▶ WHAT YOU SHOULD DO
Print all entries precisely as they are written.

+++++

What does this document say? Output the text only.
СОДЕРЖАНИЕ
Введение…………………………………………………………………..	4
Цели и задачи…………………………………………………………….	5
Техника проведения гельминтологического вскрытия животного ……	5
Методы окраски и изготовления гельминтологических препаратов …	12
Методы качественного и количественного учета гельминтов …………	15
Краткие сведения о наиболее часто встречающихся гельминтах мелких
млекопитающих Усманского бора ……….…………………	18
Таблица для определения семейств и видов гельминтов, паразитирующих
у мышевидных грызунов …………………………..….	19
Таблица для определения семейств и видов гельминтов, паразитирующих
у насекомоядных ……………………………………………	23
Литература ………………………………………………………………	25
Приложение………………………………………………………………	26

+++++

▶ COMPLETE ANSWER
What does this document say? Output the text only.
СОДЕРЖАНИЕ
Введение…………………………………………………………………..	4
Цели и задачи…………………………………………………………….	5
Техника проведения гельминтологического вскрытия животного ……	5
Методы окраски и изготовления гельминтологических препаратов …	12
Методы качественного и количественного учета гельминтов …………	15
Краткие сведения о наиболее часто встречающихся гельминтах мелких
млекопитающих Усманского бора ……….…………………	18
Таблица для определения семейств и видов гельминтов, паразитирующих
у мышевидных грызунов …………………………..….	19
Таблица для определения семейств и видов гельминтов, паразитирующих
у насекомоядных ……………………………………………	23
Литература ………………………………………………………………	25
Приложение………………………………………………………………	26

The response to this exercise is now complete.